_Direction_: Reproduce the data that follows in its entirety, character for character.

## Begin Excerpted data

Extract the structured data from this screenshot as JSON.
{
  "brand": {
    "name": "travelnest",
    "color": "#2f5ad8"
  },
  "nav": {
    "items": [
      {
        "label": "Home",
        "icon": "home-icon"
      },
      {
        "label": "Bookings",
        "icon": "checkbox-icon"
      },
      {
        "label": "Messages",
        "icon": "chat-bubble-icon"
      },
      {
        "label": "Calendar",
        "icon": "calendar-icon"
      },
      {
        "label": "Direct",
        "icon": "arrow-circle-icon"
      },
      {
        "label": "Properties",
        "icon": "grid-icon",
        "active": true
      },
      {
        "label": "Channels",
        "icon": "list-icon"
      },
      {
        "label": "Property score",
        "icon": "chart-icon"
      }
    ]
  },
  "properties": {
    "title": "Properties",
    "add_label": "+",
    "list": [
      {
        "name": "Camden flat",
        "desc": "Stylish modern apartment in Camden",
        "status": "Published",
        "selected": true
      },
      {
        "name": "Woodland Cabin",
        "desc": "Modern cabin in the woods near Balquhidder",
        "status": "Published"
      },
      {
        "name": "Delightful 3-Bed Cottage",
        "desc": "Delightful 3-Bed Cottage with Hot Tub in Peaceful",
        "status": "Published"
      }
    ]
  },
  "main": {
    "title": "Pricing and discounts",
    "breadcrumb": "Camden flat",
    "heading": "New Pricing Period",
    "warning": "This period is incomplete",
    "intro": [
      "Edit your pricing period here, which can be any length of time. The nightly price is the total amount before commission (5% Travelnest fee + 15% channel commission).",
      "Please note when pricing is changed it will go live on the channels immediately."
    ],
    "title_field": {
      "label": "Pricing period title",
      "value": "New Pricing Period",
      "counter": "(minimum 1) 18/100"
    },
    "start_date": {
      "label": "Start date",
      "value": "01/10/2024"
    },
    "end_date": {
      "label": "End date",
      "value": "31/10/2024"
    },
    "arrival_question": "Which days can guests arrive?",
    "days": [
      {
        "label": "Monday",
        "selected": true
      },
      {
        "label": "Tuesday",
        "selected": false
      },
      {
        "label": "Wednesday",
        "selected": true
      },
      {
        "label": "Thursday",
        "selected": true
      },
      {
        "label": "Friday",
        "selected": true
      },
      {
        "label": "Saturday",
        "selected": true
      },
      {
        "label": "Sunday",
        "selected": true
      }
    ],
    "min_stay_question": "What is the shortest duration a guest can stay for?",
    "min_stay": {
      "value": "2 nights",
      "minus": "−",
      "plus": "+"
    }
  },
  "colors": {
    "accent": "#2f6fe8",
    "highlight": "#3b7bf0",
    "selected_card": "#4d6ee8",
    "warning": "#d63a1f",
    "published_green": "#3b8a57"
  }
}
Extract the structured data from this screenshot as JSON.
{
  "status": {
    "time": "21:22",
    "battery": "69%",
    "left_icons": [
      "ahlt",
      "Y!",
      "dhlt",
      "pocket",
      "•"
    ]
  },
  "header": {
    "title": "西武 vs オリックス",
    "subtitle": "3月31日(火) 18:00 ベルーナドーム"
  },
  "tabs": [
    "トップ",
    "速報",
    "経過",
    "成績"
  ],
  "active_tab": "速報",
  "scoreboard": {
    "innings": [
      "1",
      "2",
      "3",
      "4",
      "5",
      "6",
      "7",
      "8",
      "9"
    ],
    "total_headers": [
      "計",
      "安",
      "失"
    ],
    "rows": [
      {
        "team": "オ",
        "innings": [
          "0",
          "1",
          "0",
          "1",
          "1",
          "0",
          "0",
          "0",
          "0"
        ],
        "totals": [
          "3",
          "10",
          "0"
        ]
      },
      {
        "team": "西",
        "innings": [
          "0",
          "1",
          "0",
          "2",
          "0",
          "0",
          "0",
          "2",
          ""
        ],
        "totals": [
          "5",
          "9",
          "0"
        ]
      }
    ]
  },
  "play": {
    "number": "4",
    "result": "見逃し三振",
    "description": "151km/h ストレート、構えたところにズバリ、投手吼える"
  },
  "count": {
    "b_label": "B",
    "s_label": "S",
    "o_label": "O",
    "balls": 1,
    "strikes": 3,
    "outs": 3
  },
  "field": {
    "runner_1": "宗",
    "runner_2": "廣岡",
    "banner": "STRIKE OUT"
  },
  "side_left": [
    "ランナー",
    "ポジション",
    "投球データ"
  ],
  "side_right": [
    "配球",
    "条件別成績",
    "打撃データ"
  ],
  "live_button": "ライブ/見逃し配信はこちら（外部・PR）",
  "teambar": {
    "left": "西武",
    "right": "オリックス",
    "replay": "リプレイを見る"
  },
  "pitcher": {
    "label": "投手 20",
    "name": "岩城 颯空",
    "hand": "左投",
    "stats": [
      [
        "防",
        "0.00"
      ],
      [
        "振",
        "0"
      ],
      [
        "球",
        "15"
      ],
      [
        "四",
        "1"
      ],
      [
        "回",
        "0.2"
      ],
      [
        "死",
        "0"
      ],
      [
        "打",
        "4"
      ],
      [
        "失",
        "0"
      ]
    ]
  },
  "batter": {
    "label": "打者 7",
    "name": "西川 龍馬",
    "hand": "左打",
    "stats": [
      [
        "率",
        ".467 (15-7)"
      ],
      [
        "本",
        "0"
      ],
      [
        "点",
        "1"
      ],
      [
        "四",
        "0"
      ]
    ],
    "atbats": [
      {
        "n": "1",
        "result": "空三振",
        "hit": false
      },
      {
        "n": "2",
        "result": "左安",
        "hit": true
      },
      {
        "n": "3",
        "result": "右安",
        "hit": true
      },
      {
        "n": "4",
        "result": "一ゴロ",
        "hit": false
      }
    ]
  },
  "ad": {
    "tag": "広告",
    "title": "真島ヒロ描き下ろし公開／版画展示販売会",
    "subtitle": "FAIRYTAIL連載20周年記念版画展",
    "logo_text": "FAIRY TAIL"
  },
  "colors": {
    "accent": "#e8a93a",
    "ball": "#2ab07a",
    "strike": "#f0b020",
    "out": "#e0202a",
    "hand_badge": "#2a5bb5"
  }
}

## End Excerpted data

_Output below_:
Extract the structured data from this screenshot as JSON.
{
  "brand": {
    "name": "travelnest",
    "color": "#2f5ad8"
  },
  "nav": {
    "items": [
      {
        "label": "Home",
        "icon": "home-icon"
      },
      {
        "label": "Bookings",
        "icon": "checkbox-icon"
      },
      {
        "label": "Messages",
        "icon": "chat-bubble-icon"
      },
      {
        "label": "Calendar",
        "icon": "calendar-icon"
      },
      {
        "label": "Direct",
        "icon": "arrow-circle-icon"
      },
      {
        "label": "Properties",
        "icon": "grid-icon",
        "active": true
      },
      {
        "label": "Channels",
        "icon": "list-icon"
      },
      {
        "label": "Property score",
        "icon": "chart-icon"
      }
    ]
  },
  "properties": {
    "title": "Properties",
    "add_label": "+",
    "list": [
      {
        "name": "Camden flat",
        "desc": "Stylish modern apartment in Camden",
        "status": "Published",
        "selected": true
      },
      {
        "name": "Woodland Cabin",
        "desc": "Modern cabin in the woods near Balquhidder",
        "status": "Published"
      },
      {
        "name": "Delightful 3-Bed Cottage",
        "desc": "Delightful 3-Bed Cottage with Hot Tub in Peaceful",
        "status": "Published"
      }
    ]
  },
  "main": {
    "title": "Pricing and discounts",
    "breadcrumb": "Camden flat",
    "heading": "New Pricing Period",
    "warning": "This period is incomplete",
    "intro": [
      "Edit your pricing period here, which can be any length of time. The nightly price is the total amount before commission (5% Travelnest fee + 15% channel commission).",
      "Please note when pricing is changed it will go live on the channels immediately."
    ],
    "title_field": {
      "label": "Pricing period title",
      "value": "New Pricing Period",
      "counter": "(minimum 1) 18/100"
    },
    "start_date": {
      "label": "Start date",
      "value": "01/10/2024"
    },
    "end_date": {
      "label": "End date",
      "value": "31/10/2024"
    },
    "arrival_question": "Which days can guests arrive?",
    "days": [
      {
        "label": "Monday",
        "selected": true
      },
      {
        "label": "Tuesday",
        "selected": false
      },
      {
        "label": "Wednesday",
        "selected": true
      },
      {
        "label": "Thursday",
        "selected": true
      },
      {
        "label": "Friday",
        "selected": true
      },
      {
        "label": "Saturday",
        "selected": true
      },
      {
        "label": "Sunday",
        "selected": true
      }
    ],
    "min_stay_question": "What is the shortest duration a guest can stay for?",
    "min_stay": {
      "value": "2 nights",
      "minus": "−",
      "plus": "+"
    }
  },
  "colors": {
    "accent": "#2f6fe8",
    "highlight": "#3b7bf0",
    "selected_card": "#4d6ee8",
    "warning": "#d63a1f",
    "published_green": "#3b8a57"
  }
}
Extract the structured data from this screenshot as JSON.
{
  "status": {
    "time": "21:22",
    "battery": "69%",
    "left_icons": [
      "ahlt",
      "Y!",
      "dhlt",
      "pocket",
      "•"
    ]
  },
  "header": {
    "title": "西武 vs オリックス",
    "subtitle": "3月31日(火) 18:00 ベルーナドーム"
  },
  "tabs": [
    "トップ",
    "速報",
    "経過",
    "成績"
  ],
  "active_tab": "速報",
  "scoreboard": {
    "innings": [
      "1",
      "2",
      "3",
      "4",
      "5",
      "6",
      "7",
      "8",
      "9"
    ],
    "total_headers": [
      "計",
      "安",
      "失"
    ],
    "rows": [
      {
        "team": "オ",
        "innings": [
          "0",
          "1",
          "0",
          "1",
          "1",
          "0",
          "0",
          "0",
          "0"
        ],
        "totals": [
          "3",
          "10",
          "0"
        ]
      },
      {
        "team": "西",
        "innings": [
          "0",
          "1",
          "0",
          "2",
          "0",
          "0",
          "0",
          "2",
          ""
        ],
        "totals": [
          "5",
          "9",
          "0"
        ]
      }
    ]
  },
  "play": {
    "number": "4",
    "result": "見逃し三振",
    "description": "151km/h ストレート、構えたところにズバリ、投手吼える"
  },
  "count": {
    "b_label": "B",
    "s_label": "S",
    "o_label": "O",
    "balls": 1,
    "strikes": 3,
    "outs": 3
  },
  "field": {
    "runner_1": "宗",
    "runner_2": "廣岡",
    "banner": "STRIKE OUT"
  },
  "side_left": [
    "ランナー",
    "ポジション",
    "投球データ"
  ],
  "side_right": [
    "配球",
    "条件別成績",
    "打撃データ"
  ],
  "live_button": "ライブ/見逃し配信はこちら（外部・PR）",
  "teambar": {
    "left": "西武",
    "right": "オリックス",
    "replay": "リプレイを見る"
  },
  "pitcher": {
    "label": "投手 20",
    "name": "岩城 颯空",
    "hand": "左投",
    "stats": [
      [
        "防",
        "0.00"
      ],
      [
        "振",
        "0"
      ],
      [
        "球",
        "15"
      ],
      [
        "四",
        "1"
      ],
      [
        "回",
        "0.2"
      ],
      [
        "死",
        "0"
      ],
      [
        "打",
        "4"
      ],
      [
        "失",
        "0"
      ]
    ]
  },
  "batter": {
    "label": "打者 7",
    "name": "西川 龍馬",
    "hand": "左打",
    "stats": [
      [
        "率",
        ".467 (15-7)"
      ],
      [
        "本",
        "0"
      ],
      [
        "点",
        "1"
      ],
      [
        "四",
        "0"
      ]
    ],
    "atbats": [
      {
        "n": "1",
        "result": "空三振",
        "hit": false
      },
      {
        "n": "2",
        "result": "左安",
        "hit": true
      },
      {
        "n": "3",
        "result": "右安",
        "hit": true
      },
      {
        "n": "4",
        "result": "一ゴロ",
        "hit": false
      }
    ]
  },
  "ad": {
    "tag": "広告",
    "title": "真島ヒロ描き下ろし公開／版画展示販売会",
    "subtitle": "FAIRYTAIL連載20周年記念版画展",
    "logo_text": "FAIRY TAIL"
  },
  "colors": {
    "accent": "#e8a93a",
    "ball": "#2ab07a",
    "strike": "#f0b020",
    "out": "#e0202a",
    "hand_badge": "#2a5bb5"
  }
}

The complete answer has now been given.